Stated problem: In the listing below, locate the lines bearing the word "incentivos". Copy every one of them.

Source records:
┄┄┄┄┄┄

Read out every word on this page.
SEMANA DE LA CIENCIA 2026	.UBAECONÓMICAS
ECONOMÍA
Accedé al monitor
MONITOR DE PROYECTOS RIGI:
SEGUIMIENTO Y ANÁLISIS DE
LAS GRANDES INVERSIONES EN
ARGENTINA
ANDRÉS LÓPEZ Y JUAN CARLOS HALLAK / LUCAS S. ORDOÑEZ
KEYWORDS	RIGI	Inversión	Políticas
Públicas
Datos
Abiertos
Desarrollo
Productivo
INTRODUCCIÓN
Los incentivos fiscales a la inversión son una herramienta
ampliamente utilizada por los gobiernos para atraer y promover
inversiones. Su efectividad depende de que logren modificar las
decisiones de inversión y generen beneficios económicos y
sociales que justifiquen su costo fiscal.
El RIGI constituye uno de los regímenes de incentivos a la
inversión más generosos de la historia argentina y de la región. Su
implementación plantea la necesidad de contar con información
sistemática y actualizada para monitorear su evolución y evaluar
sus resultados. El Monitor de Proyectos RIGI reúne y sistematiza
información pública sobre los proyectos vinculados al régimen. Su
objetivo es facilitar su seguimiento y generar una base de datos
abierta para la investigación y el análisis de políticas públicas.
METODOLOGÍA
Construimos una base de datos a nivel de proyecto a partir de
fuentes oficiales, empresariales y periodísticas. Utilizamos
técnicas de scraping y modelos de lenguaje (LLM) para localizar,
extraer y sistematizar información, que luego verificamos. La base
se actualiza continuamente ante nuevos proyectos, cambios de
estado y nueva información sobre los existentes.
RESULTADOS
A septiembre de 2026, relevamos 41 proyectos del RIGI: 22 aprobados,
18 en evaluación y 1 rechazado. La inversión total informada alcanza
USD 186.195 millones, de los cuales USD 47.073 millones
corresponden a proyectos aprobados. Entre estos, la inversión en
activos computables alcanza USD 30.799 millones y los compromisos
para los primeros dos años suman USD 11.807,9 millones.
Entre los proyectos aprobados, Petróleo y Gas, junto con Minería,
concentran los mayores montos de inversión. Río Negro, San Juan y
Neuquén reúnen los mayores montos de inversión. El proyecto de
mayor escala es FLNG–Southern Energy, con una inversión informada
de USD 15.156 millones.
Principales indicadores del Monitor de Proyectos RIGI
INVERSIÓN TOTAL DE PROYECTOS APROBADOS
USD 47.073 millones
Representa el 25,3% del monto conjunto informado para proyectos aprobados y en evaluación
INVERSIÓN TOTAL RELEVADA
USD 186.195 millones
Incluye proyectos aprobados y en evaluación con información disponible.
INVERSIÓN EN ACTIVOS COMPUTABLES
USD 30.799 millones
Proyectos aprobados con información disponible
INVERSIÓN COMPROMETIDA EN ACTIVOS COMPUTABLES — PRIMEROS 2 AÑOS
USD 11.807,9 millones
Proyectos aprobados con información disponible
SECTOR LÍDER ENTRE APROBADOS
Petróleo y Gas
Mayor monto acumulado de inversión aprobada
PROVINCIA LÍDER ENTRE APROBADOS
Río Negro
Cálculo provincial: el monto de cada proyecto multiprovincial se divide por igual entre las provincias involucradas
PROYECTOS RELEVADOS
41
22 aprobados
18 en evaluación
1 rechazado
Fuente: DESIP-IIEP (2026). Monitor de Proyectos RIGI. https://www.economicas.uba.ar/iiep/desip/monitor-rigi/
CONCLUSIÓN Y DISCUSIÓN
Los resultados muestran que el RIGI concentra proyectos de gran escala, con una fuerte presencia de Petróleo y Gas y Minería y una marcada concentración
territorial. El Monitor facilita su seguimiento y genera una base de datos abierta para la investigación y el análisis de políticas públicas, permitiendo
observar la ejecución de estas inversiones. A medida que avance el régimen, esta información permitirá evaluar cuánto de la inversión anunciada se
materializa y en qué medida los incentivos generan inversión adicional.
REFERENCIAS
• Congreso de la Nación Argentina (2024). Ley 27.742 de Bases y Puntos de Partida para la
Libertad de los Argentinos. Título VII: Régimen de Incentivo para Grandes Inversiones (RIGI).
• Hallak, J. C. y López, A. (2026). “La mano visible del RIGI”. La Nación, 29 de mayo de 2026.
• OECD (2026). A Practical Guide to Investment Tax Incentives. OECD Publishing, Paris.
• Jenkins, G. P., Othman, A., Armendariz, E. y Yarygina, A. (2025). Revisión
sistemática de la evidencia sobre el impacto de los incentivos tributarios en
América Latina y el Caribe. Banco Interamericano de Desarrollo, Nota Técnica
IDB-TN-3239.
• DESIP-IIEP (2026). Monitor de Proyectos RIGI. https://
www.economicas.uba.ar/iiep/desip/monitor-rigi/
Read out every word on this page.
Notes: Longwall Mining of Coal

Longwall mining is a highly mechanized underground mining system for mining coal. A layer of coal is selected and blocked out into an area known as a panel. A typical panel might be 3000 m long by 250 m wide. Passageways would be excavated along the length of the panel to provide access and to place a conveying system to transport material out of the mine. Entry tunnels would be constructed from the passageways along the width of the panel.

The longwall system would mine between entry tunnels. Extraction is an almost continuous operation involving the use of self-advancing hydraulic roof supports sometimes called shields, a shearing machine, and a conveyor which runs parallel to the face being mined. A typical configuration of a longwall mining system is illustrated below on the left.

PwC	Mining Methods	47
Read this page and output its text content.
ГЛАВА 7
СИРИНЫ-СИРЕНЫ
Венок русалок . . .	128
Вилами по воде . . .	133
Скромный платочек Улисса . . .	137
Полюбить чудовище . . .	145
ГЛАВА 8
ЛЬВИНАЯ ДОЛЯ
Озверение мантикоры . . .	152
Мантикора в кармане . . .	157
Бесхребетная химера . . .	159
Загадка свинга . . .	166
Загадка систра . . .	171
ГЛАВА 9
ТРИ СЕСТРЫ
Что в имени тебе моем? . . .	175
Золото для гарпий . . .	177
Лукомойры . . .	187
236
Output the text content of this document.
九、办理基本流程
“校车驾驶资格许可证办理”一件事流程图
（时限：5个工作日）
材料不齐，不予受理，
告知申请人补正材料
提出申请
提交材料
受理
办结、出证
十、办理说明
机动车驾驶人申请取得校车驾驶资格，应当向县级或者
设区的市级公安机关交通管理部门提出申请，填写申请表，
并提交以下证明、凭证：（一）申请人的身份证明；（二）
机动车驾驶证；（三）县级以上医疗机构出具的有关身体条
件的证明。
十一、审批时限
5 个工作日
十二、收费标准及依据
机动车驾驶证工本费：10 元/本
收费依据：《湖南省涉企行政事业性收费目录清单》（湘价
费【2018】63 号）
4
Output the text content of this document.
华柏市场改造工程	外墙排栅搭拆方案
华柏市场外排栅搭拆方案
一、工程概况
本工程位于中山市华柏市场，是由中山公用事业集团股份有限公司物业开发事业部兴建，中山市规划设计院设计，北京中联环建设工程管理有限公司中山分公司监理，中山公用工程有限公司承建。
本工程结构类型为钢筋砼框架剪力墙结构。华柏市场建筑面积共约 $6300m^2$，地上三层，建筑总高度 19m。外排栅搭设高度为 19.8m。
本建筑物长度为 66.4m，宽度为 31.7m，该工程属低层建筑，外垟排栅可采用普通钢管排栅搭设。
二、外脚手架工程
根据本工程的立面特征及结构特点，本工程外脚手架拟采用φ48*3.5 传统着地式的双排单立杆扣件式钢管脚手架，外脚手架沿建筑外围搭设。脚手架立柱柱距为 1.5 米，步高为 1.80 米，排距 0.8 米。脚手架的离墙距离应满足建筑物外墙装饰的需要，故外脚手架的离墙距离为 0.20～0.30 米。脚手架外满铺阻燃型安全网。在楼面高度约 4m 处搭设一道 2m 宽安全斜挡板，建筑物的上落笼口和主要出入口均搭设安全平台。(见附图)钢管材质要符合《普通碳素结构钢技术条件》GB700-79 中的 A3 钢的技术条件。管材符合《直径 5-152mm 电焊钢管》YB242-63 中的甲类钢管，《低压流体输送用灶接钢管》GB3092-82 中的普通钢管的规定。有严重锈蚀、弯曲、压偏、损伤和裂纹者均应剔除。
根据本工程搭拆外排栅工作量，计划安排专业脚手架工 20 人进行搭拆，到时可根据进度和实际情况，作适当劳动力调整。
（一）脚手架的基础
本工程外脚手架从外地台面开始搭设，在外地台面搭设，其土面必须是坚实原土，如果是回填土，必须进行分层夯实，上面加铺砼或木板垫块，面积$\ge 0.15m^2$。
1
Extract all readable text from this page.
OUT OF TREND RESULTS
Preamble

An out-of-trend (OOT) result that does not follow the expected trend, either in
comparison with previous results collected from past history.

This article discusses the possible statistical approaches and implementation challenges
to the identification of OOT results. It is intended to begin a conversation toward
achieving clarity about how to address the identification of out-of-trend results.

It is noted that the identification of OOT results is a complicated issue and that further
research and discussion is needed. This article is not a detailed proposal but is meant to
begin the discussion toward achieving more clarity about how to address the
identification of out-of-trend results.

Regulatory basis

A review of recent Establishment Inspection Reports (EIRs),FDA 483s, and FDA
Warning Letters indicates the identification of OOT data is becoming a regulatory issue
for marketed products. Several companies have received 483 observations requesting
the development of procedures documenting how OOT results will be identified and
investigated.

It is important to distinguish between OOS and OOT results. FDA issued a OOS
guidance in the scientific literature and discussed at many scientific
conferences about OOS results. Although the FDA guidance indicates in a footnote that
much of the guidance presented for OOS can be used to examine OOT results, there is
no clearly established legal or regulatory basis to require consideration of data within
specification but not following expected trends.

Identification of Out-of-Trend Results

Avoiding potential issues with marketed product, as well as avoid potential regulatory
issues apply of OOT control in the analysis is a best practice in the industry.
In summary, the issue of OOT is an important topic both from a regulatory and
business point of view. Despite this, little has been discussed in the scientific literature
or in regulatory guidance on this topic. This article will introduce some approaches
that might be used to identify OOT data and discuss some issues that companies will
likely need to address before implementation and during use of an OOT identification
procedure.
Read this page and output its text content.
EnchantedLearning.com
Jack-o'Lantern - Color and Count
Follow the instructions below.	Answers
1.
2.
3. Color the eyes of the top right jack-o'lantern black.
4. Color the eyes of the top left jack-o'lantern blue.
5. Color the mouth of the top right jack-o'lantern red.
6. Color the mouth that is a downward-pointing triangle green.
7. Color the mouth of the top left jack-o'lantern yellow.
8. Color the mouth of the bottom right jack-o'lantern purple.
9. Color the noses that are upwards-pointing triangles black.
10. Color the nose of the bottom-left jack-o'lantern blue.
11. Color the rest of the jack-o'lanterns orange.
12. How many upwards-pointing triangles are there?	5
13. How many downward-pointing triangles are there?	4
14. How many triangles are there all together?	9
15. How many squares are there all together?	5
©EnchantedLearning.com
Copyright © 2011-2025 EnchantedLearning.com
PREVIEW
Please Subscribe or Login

┄┄┄┄┄┄

Response below:
Los incentivos fiscales a la inversión son una herramienta
El RIGI constituye uno de los regímenes de incentivos a la
materializa y en qué medida los incentivos generan inversión adicional.
sistemática de la evidencia sobre el impacto de los incentivos tributarios en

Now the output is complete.